» Task to complete
I need the number of lines in the data that include "texten"; reply with that number alone.

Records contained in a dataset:
___
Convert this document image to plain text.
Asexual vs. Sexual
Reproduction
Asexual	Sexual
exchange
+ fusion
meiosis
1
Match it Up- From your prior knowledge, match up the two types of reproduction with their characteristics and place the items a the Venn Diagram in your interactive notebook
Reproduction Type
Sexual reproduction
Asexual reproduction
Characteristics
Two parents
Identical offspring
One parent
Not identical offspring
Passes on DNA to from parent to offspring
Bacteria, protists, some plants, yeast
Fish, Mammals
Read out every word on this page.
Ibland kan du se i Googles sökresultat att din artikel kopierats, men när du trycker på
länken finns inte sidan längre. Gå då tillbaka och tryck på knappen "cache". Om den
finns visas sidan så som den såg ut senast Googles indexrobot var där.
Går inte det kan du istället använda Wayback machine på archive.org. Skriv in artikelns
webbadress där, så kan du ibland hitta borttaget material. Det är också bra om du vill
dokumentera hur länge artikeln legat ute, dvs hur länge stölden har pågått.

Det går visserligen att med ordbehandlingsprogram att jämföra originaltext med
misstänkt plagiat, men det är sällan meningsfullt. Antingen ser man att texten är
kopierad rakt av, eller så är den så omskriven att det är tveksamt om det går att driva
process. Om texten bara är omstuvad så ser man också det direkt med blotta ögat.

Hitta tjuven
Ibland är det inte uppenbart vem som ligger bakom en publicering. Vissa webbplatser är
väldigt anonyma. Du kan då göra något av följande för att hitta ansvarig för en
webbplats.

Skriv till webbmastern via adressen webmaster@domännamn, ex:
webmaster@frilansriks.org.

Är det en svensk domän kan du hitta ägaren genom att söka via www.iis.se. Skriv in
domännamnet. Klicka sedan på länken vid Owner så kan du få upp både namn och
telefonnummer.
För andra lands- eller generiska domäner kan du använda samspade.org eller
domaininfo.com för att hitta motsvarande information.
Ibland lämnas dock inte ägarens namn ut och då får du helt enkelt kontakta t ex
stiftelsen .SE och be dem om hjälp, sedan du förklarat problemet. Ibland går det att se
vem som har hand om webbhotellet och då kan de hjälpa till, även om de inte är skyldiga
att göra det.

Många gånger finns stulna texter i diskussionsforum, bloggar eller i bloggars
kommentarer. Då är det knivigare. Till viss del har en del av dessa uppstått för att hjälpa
___
» Solved exercise
2